━━━━━ Records provided ━━━━━
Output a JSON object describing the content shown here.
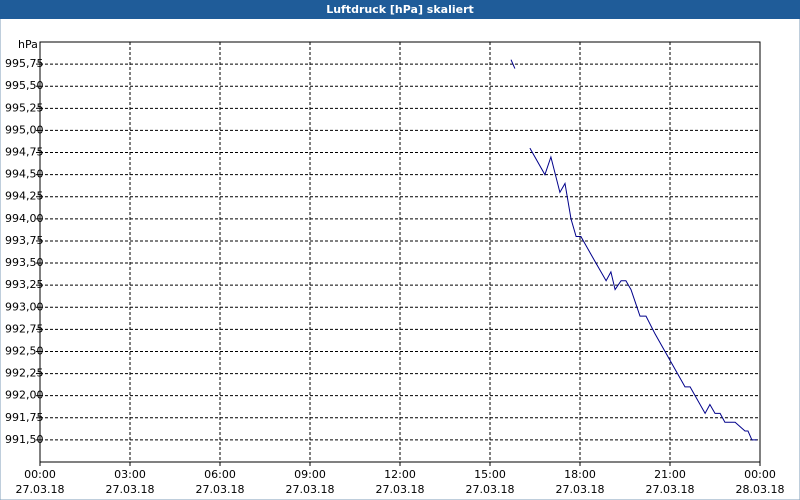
{
  "chart_data": {
    "type": "line",
    "title": "Luftdruck [hPa] skaliert",
    "y_label": "hPa",
    "x": [
      15.7,
      15.83,
      null,
      16.33,
      16.83,
      17.03,
      17.33,
      17.5,
      17.7,
      17.87,
      18.03,
      18.53,
      18.87,
      19.03,
      19.17,
      19.37,
      19.53,
      19.7,
      20.0,
      20.2,
      20.5,
      21.5,
      21.67,
      22.17,
      22.33,
      22.5,
      22.67,
      22.83,
      23.17,
      23.5,
      23.6,
      23.73,
      23.9
    ],
    "series": [
      {
        "name": "Luftdruck",
        "color": "#00008b",
        "values": [
          995.8,
          995.7,
          null,
          994.8,
          994.5,
          994.7,
          994.3,
          994.4,
          994.0,
          993.8,
          993.8,
          993.5,
          993.3,
          993.4,
          993.2,
          993.3,
          993.3,
          993.2,
          992.9,
          992.9,
          992.7,
          992.1,
          992.1,
          991.8,
          991.9,
          991.8,
          991.8,
          991.7,
          991.7,
          991.6,
          991.6,
          991.5,
          991.5
        ]
      }
    ],
    "xlim": [
      0,
      24
    ],
    "xticks": [
      {
        "value": 0,
        "label": "00:00"
      },
      {
        "value": 3,
        "label": "03:00"
      },
      {
        "value": 6,
        "label": "06:00"
      },
      {
        "value": 9,
        "label": "09:00"
      },
      {
        "value": 12,
        "label": "12:00"
      },
      {
        "value": 15,
        "label": "15:00"
      },
      {
        "value": 18,
        "label": "18:00"
      },
      {
        "value": 21,
        "label": "21:00"
      },
      {
        "value": 24,
        "label": "00:00"
      }
    ],
    "xtick_dates": [
      "27.03.18",
      "27.03.18",
      "27.03.18",
      "27.03.18",
      "27.03.18",
      "27.03.18",
      "27.03.18",
      "27.03.18",
      "28.03.18"
    ],
    "ylim": [
      991.25,
      996.0
    ],
    "yticks": [
      {
        "value": 991.5,
        "label": "991,50"
      },
      {
        "value": 991.75,
        "label": "991,75"
      },
      {
        "value": 992.0,
        "label": "992,00"
      },
      {
        "value": 992.25,
        "label": "992,25"
      },
      {
        "value": 992.5,
        "label": "992,50"
      },
      {
        "value": 992.75,
        "label": "992,75"
      },
      {
        "value": 993.0,
        "label": "993,00"
      },
      {
        "value": 993.25,
        "label": "993,25"
      },
      {
        "value": 993.5,
        "label": "993,50"
      },
      {
        "value": 993.75,
        "label": "993,75"
      },
      {
        "value": 994.0,
        "label": "994,00"
      },
      {
        "value": 994.25,
        "label": "994,25"
      },
      {
        "value": 994.5,
        "label": "994,50"
      },
      {
        "value": 994.75,
        "label": "994,75"
      },
      {
        "value": 995.0,
        "label": "995,00"
      },
      {
        "value": 995.25,
        "label": "995,25"
      },
      {
        "value": 995.5,
        "label": "995,50"
      },
      {
        "value": 995.75,
        "label": "995,75"
      }
    ],
    "grid": true
  }
}
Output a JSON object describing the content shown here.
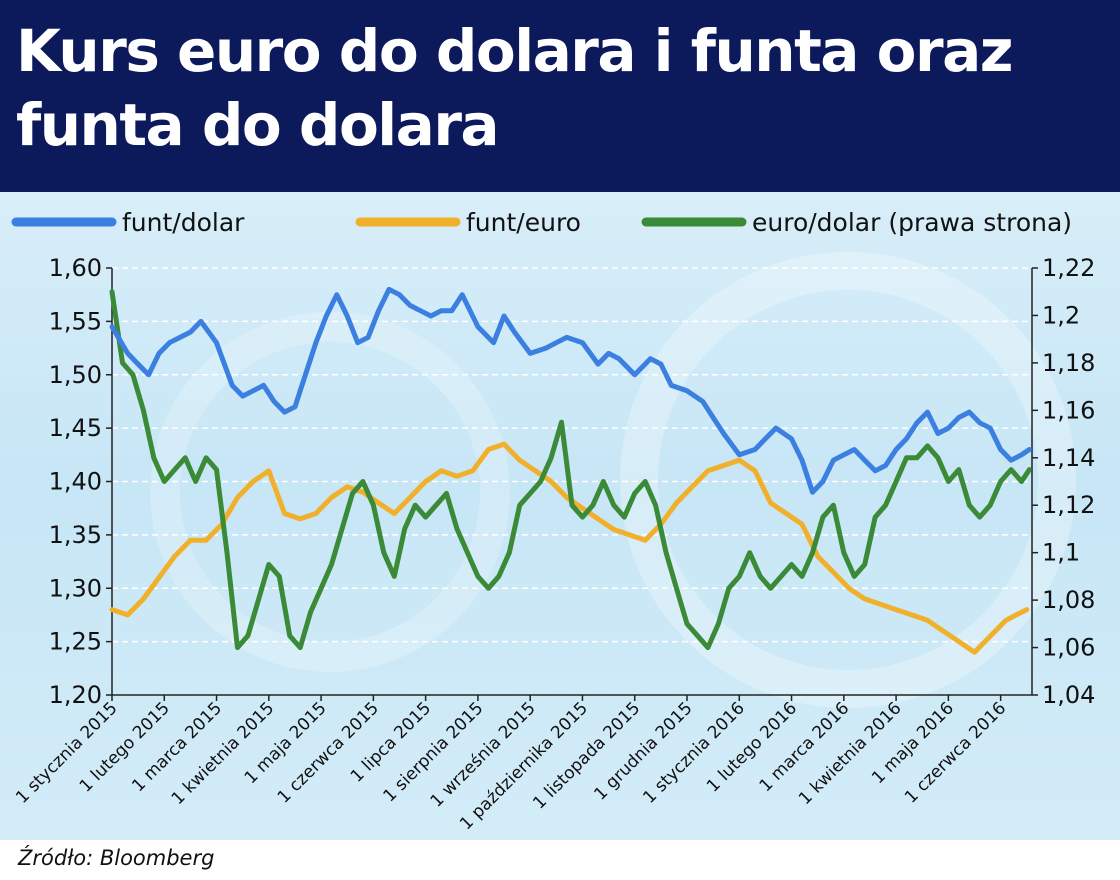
{
  "header": {
    "title": "Kurs euro do dolara i funta oraz funta do dolara"
  },
  "source": "Źródło: Bloomberg",
  "chart_data": {
    "type": "line",
    "grid": true,
    "legend_position": "top",
    "x_labels": [
      "1 stycznia 2015",
      "1 lutego 2015",
      "1 marca 2015",
      "1 kwietnia 2015",
      "1 maja 2015",
      "1 czerwca 2015",
      "1 lipca 2015",
      "1 sierpnia 2015",
      "1 września 2015",
      "1 października 2015",
      "1 listopada 2015",
      "1 grudnia 2015",
      "1 stycznia 2016",
      "1 lutego 2016",
      "1 marca 2016",
      "1 kwietnia 2016",
      "1 maja 2016",
      "1 czerwca 2016"
    ],
    "x_range": [
      0,
      17.6
    ],
    "y_left": {
      "range": [
        1.2,
        1.6
      ],
      "ticks": [
        "1,60",
        "1,55",
        "1,50",
        "1,45",
        "1,40",
        "1,35",
        "1,30",
        "1,25",
        "1,20"
      ],
      "tick_values": [
        1.6,
        1.55,
        1.5,
        1.45,
        1.4,
        1.35,
        1.3,
        1.25,
        1.2
      ]
    },
    "y_right": {
      "range": [
        1.04,
        1.22
      ],
      "ticks": [
        "1,22",
        "1,2",
        "1,18",
        "1,16",
        "1,14",
        "1,12",
        "1,1",
        "1,08",
        "1,06",
        "1,04"
      ],
      "tick_values": [
        1.22,
        1.2,
        1.18,
        1.16,
        1.14,
        1.12,
        1.1,
        1.08,
        1.06,
        1.04
      ]
    },
    "series": [
      {
        "name": "funt/dolar",
        "axis": "left",
        "color": "#3b7fe0",
        "x": [
          0,
          0.3,
          0.5,
          0.7,
          0.9,
          1.1,
          1.3,
          1.5,
          1.7,
          2.0,
          2.3,
          2.5,
          2.7,
          2.9,
          3.1,
          3.3,
          3.5,
          3.7,
          3.9,
          4.1,
          4.3,
          4.5,
          4.7,
          4.9,
          5.1,
          5.3,
          5.5,
          5.7,
          5.9,
          6.1,
          6.3,
          6.5,
          6.7,
          7.0,
          7.3,
          7.5,
          7.7,
          8.0,
          8.3,
          8.5,
          8.7,
          9.0,
          9.3,
          9.5,
          9.7,
          10.0,
          10.3,
          10.5,
          10.7,
          11.0,
          11.3,
          11.5,
          11.7,
          12.0,
          12.3,
          12.5,
          12.7,
          13.0,
          13.2,
          13.4,
          13.6,
          13.8,
          14.0,
          14.2,
          14.4,
          14.6,
          14.8,
          15.0,
          15.2,
          15.4,
          15.6,
          15.8,
          16.0,
          16.2,
          16.4,
          16.6,
          16.8,
          17.0,
          17.2,
          17.4,
          17.55
        ],
        "y": [
          1.545,
          1.52,
          1.51,
          1.5,
          1.52,
          1.53,
          1.535,
          1.54,
          1.55,
          1.53,
          1.49,
          1.48,
          1.485,
          1.49,
          1.475,
          1.465,
          1.47,
          1.5,
          1.53,
          1.555,
          1.575,
          1.555,
          1.53,
          1.535,
          1.56,
          1.58,
          1.575,
          1.565,
          1.56,
          1.555,
          1.56,
          1.56,
          1.575,
          1.545,
          1.53,
          1.555,
          1.54,
          1.52,
          1.525,
          1.53,
          1.535,
          1.53,
          1.51,
          1.52,
          1.515,
          1.5,
          1.515,
          1.51,
          1.49,
          1.485,
          1.475,
          1.46,
          1.445,
          1.425,
          1.43,
          1.44,
          1.45,
          1.44,
          1.42,
          1.39,
          1.4,
          1.42,
          1.425,
          1.43,
          1.42,
          1.41,
          1.415,
          1.43,
          1.44,
          1.455,
          1.465,
          1.445,
          1.45,
          1.46,
          1.465,
          1.455,
          1.45,
          1.43,
          1.42,
          1.425,
          1.43
        ]
      },
      {
        "name": "funt/euro",
        "axis": "left",
        "color": "#f1b02c",
        "x": [
          0,
          0.3,
          0.6,
          0.9,
          1.2,
          1.5,
          1.8,
          2.1,
          2.4,
          2.7,
          3.0,
          3.3,
          3.6,
          3.9,
          4.2,
          4.5,
          4.8,
          5.1,
          5.4,
          5.7,
          6.0,
          6.3,
          6.6,
          6.9,
          7.2,
          7.5,
          7.8,
          8.1,
          8.4,
          8.7,
          9.0,
          9.3,
          9.6,
          9.9,
          10.2,
          10.5,
          10.8,
          11.1,
          11.4,
          11.7,
          12.0,
          12.3,
          12.6,
          12.9,
          13.2,
          13.5,
          13.8,
          14.1,
          14.4,
          14.7,
          15.0,
          15.3,
          15.6,
          15.9,
          16.2,
          16.5,
          16.8,
          17.1,
          17.3,
          17.5
        ],
        "y": [
          1.28,
          1.275,
          1.29,
          1.31,
          1.33,
          1.345,
          1.345,
          1.36,
          1.385,
          1.4,
          1.41,
          1.37,
          1.365,
          1.37,
          1.385,
          1.395,
          1.39,
          1.38,
          1.37,
          1.385,
          1.4,
          1.41,
          1.405,
          1.41,
          1.43,
          1.435,
          1.42,
          1.41,
          1.4,
          1.385,
          1.375,
          1.365,
          1.355,
          1.35,
          1.345,
          1.36,
          1.38,
          1.395,
          1.41,
          1.415,
          1.42,
          1.41,
          1.38,
          1.37,
          1.36,
          1.33,
          1.315,
          1.3,
          1.29,
          1.285,
          1.28,
          1.275,
          1.27,
          1.26,
          1.25,
          1.24,
          1.255,
          1.27,
          1.275,
          1.28
        ]
      },
      {
        "name": "euro/dolar (prawa strona)",
        "axis": "right",
        "color": "#3b8a38",
        "x": [
          0,
          0.2,
          0.4,
          0.6,
          0.8,
          1.0,
          1.2,
          1.4,
          1.6,
          1.8,
          2.0,
          2.2,
          2.4,
          2.6,
          2.8,
          3.0,
          3.2,
          3.4,
          3.6,
          3.8,
          4.0,
          4.2,
          4.4,
          4.6,
          4.8,
          5.0,
          5.2,
          5.4,
          5.6,
          5.8,
          6.0,
          6.2,
          6.4,
          6.6,
          6.8,
          7.0,
          7.2,
          7.4,
          7.6,
          7.8,
          8.0,
          8.2,
          8.4,
          8.6,
          8.8,
          9.0,
          9.2,
          9.4,
          9.6,
          9.8,
          10.0,
          10.2,
          10.4,
          10.6,
          10.8,
          11.0,
          11.2,
          11.4,
          11.6,
          11.8,
          12.0,
          12.2,
          12.4,
          12.6,
          12.8,
          13.0,
          13.2,
          13.4,
          13.6,
          13.8,
          14.0,
          14.2,
          14.4,
          14.6,
          14.8,
          15.0,
          15.2,
          15.4,
          15.6,
          15.8,
          16.0,
          16.2,
          16.4,
          16.6,
          16.8,
          17.0,
          17.2,
          17.4,
          17.55
        ],
        "y": [
          1.21,
          1.18,
          1.175,
          1.16,
          1.14,
          1.13,
          1.135,
          1.14,
          1.13,
          1.14,
          1.135,
          1.1,
          1.06,
          1.065,
          1.08,
          1.095,
          1.09,
          1.065,
          1.06,
          1.075,
          1.085,
          1.095,
          1.11,
          1.125,
          1.13,
          1.12,
          1.1,
          1.09,
          1.11,
          1.12,
          1.115,
          1.12,
          1.125,
          1.11,
          1.1,
          1.09,
          1.085,
          1.09,
          1.1,
          1.12,
          1.125,
          1.13,
          1.14,
          1.155,
          1.12,
          1.115,
          1.12,
          1.13,
          1.12,
          1.115,
          1.125,
          1.13,
          1.12,
          1.1,
          1.085,
          1.07,
          1.065,
          1.06,
          1.07,
          1.085,
          1.09,
          1.1,
          1.09,
          1.085,
          1.09,
          1.095,
          1.09,
          1.1,
          1.115,
          1.12,
          1.1,
          1.09,
          1.095,
          1.115,
          1.12,
          1.13,
          1.14,
          1.14,
          1.145,
          1.14,
          1.13,
          1.135,
          1.12,
          1.115,
          1.12,
          1.13,
          1.135,
          1.13,
          1.135
        ]
      }
    ]
  }
}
━━━━━
#### [Exercise objective]
Find the string "euro" in the entries above and return each line that holds it.

#### [Final result]
    "title": "Kurs euro do dolara i funta oraz funta do dolara"
        "name": "funt/euro",
        "name": "euro/dolar (prawa strona)",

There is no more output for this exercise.